**INSTRUCTIONS FOR THE TASK**.
Find each line in the following listing that has the string "JSON", then state the count and nothing else.

--- START SOURCE DATA ---

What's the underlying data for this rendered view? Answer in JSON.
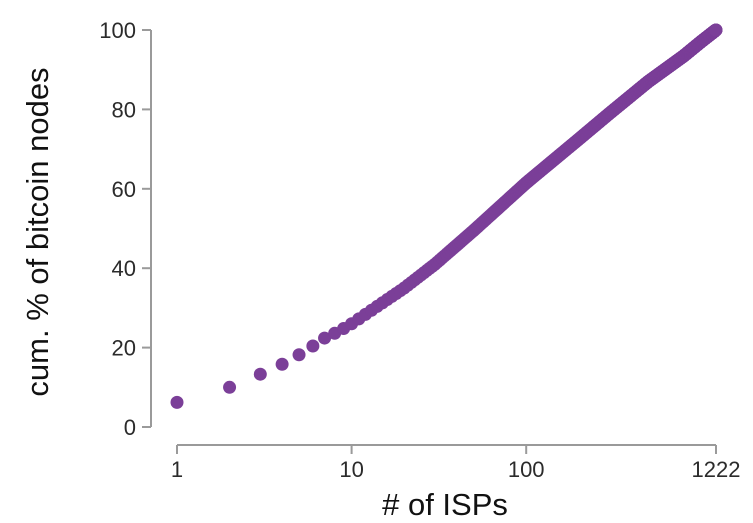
{
  "chart_data": {
    "type": "scatter",
    "title": "",
    "xlabel": "# of ISPs",
    "ylabel": "cum. % of bitcoin nodes",
    "x_scale": "log",
    "xlim": [
      1,
      1222
    ],
    "ylim": [
      0,
      100
    ],
    "x_ticks": [
      {
        "value": 1,
        "label": "1"
      },
      {
        "value": 10,
        "label": "10"
      },
      {
        "value": 100,
        "label": "100"
      },
      {
        "value": 1222,
        "label": "1222"
      }
    ],
    "y_ticks": [
      {
        "value": 0,
        "label": "0"
      },
      {
        "value": 20,
        "label": "20"
      },
      {
        "value": 40,
        "label": "40"
      },
      {
        "value": 60,
        "label": "60"
      },
      {
        "value": 80,
        "label": "80"
      },
      {
        "value": 100,
        "label": "100"
      }
    ],
    "grid": false,
    "legend": "none",
    "marker_color": "#7b3f98",
    "discrete_points": [
      {
        "x": 1,
        "y": 6.2
      },
      {
        "x": 2,
        "y": 10.0
      },
      {
        "x": 3,
        "y": 13.3
      },
      {
        "x": 4,
        "y": 15.8
      },
      {
        "x": 5,
        "y": 18.2
      },
      {
        "x": 6,
        "y": 20.4
      },
      {
        "x": 7,
        "y": 22.4
      },
      {
        "x": 8,
        "y": 23.6
      },
      {
        "x": 9,
        "y": 24.8
      }
    ],
    "curve_anchors": [
      {
        "x": 10,
        "y": 26.0
      },
      {
        "x": 20,
        "y": 35.0
      },
      {
        "x": 30,
        "y": 41.0
      },
      {
        "x": 50,
        "y": 49.5
      },
      {
        "x": 100,
        "y": 61.5
      },
      {
        "x": 200,
        "y": 72.5
      },
      {
        "x": 300,
        "y": 79.0
      },
      {
        "x": 500,
        "y": 87.0
      },
      {
        "x": 800,
        "y": 93.5
      },
      {
        "x": 1000,
        "y": 97.0
      },
      {
        "x": 1222,
        "y": 100.0
      }
    ]
  }
}
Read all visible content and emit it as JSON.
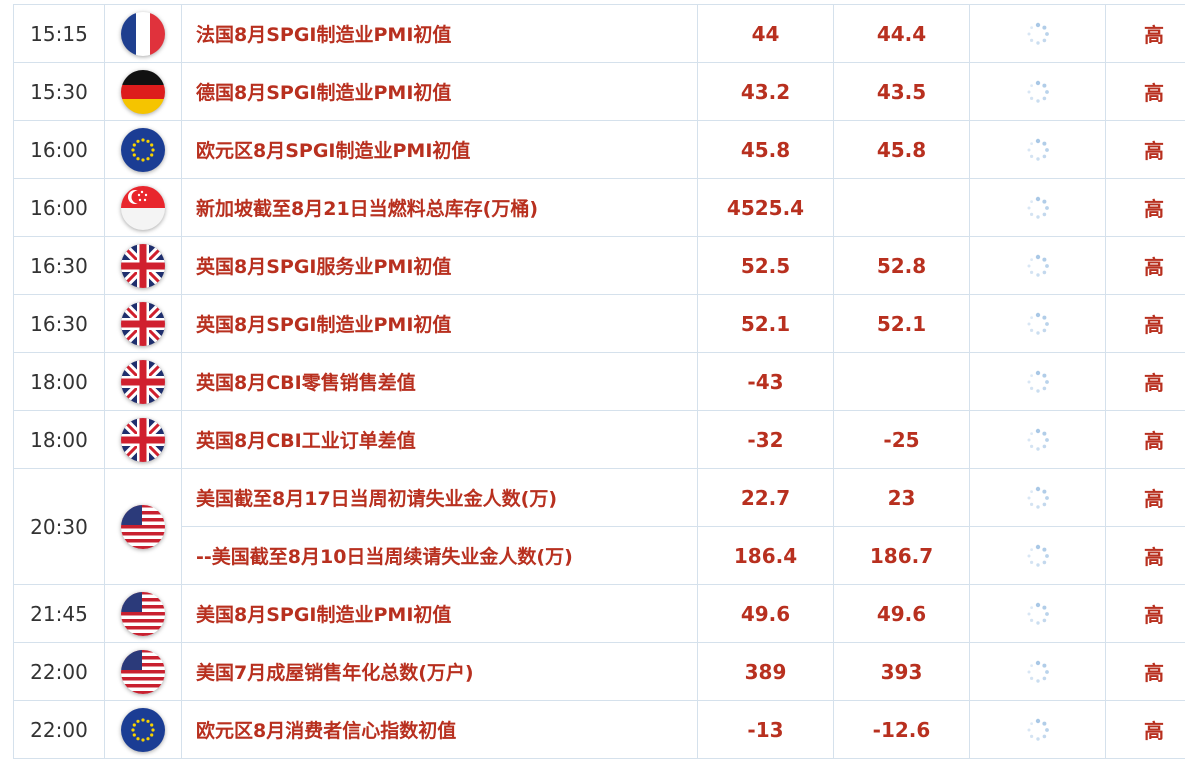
{
  "table": {
    "rows": [
      {
        "time": "15:15",
        "event": "法国8月SPGI制造业PMI初值",
        "previous": 44,
        "forecast": 44.4,
        "importance": "高"
      },
      {
        "time": "15:30",
        "event": "德国8月SPGI制造业PMI初值",
        "previous": 43.2,
        "forecast": 43.5,
        "importance": "高"
      },
      {
        "time": "16:00",
        "event": "欧元区8月SPGI制造业PMI初值",
        "previous": 45.8,
        "forecast": 45.8,
        "importance": "高"
      },
      {
        "time": "16:00",
        "event": "新加坡截至8月21日当燃料总库存(万桶)",
        "previous": 4525.4,
        "importance": "高"
      },
      {
        "time": "16:30",
        "event": "英国8月SPGI服务业PMI初值",
        "previous": 52.5,
        "forecast": 52.8,
        "importance": "高"
      },
      {
        "time": "16:30",
        "event": "英国8月SPGI制造业PMI初值",
        "previous": 52.1,
        "forecast": 52.1,
        "importance": "高"
      },
      {
        "time": "18:00",
        "event": "英国8月CBI零售销售差值",
        "previous": -43,
        "importance": "高"
      },
      {
        "time": "18:00",
        "event": "英国8月CBI工业订单差值",
        "previous": -32,
        "forecast": -25,
        "importance": "高"
      },
      {
        "time": "20:30",
        "event": "美国截至8月17日当周初请失业金人数(万)",
        "previous": 22.7,
        "forecast": 23,
        "importance": "高"
      },
      {
        "event": "--美国截至8月10日当周续请失业金人数(万)",
        "previous": 186.4,
        "forecast": 186.7,
        "importance": "高"
      },
      {
        "time": "21:45",
        "event": "美国8月SPGI制造业PMI初值",
        "previous": 49.6,
        "forecast": 49.6,
        "importance": "高"
      },
      {
        "time": "22:00",
        "event": "美国7月成屋销售年化总数(万户)",
        "previous": 389,
        "forecast": 393,
        "importance": "高"
      },
      {
        "time": "22:00",
        "event": "欧元区8月消费者信心指数初值",
        "previous": -13,
        "forecast": -12.6,
        "importance": "高"
      }
    ]
  }
}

--- END SOURCE DATA ---

**RESULT OF THIS TASK**.
2